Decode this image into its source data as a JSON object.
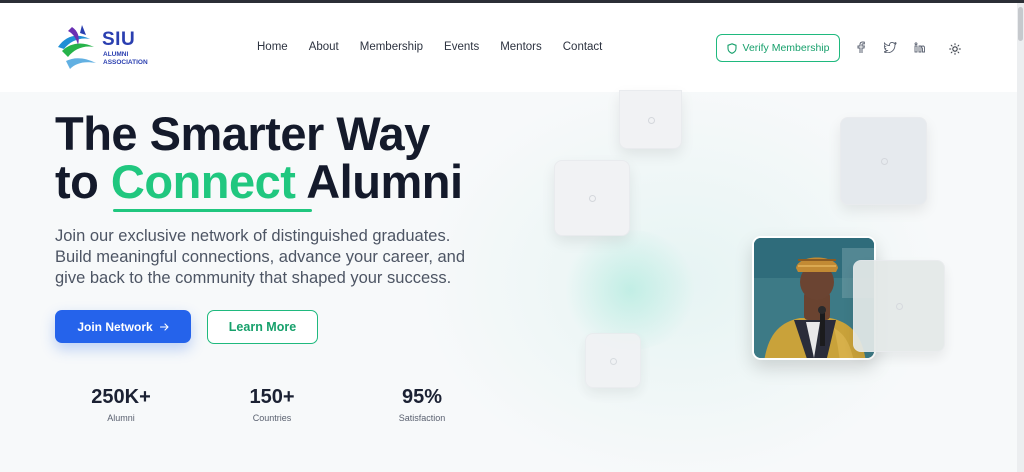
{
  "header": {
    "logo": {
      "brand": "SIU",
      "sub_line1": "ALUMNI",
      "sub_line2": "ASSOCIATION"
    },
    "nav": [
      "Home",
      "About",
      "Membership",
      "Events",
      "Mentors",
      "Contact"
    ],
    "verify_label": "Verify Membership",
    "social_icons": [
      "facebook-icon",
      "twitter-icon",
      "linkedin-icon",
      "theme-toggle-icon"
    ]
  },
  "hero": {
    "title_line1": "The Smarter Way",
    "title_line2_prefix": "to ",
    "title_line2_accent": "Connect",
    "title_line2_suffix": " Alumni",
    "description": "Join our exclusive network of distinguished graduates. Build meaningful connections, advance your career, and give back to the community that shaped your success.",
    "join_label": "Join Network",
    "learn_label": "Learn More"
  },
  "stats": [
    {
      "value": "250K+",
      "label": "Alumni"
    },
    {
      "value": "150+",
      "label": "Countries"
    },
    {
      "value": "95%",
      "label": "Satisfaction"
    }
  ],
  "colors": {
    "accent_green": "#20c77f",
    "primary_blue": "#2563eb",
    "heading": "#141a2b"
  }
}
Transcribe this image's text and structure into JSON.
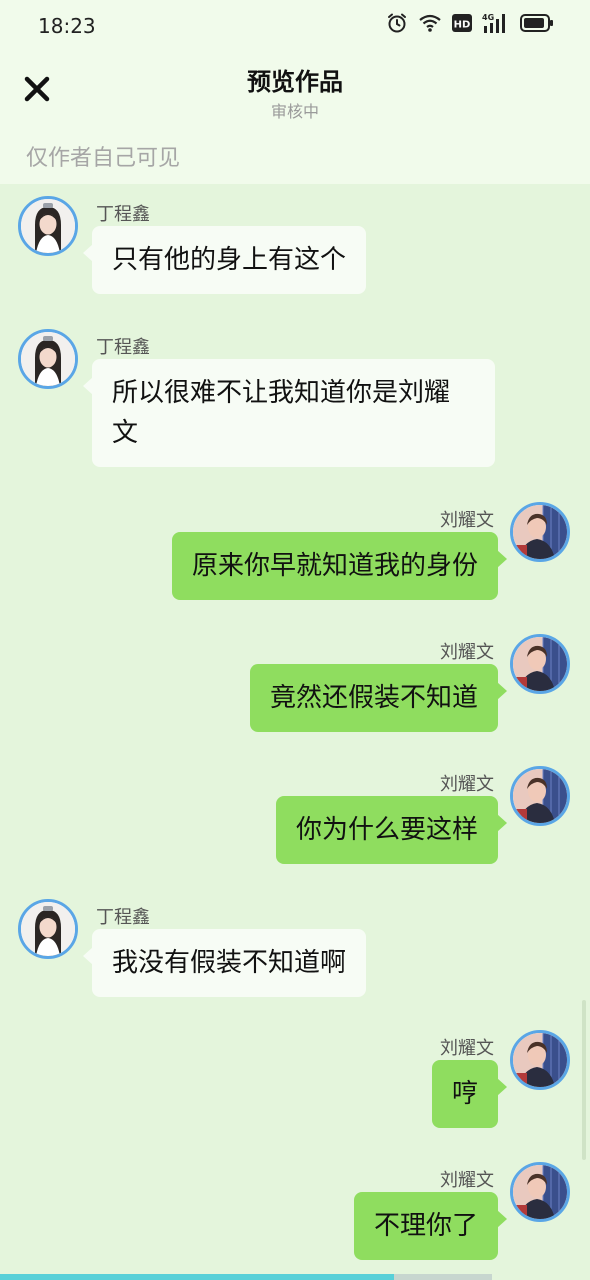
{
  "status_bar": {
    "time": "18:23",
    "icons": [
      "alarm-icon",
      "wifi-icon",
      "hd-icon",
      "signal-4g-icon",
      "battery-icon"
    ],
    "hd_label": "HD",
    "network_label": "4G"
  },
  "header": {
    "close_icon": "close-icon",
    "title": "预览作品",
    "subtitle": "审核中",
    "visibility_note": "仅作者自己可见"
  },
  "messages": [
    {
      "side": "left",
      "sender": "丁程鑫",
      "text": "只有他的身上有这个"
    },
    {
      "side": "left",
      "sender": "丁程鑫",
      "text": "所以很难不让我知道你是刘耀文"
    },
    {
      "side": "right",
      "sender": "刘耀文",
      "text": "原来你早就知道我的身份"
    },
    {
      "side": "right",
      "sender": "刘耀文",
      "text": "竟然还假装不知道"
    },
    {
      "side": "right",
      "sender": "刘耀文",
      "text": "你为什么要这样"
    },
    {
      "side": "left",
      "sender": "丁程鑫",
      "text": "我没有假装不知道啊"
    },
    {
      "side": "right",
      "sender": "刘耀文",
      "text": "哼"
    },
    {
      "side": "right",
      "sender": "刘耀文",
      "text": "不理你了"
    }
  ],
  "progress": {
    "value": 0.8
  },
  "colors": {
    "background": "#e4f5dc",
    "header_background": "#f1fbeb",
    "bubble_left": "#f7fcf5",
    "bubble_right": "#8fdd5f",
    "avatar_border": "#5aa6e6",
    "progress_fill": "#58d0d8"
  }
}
= = = =
Identify the lines above that contain the word "Membership", then copy them.

      "Membership",
    "verify_label": "Verify Membership",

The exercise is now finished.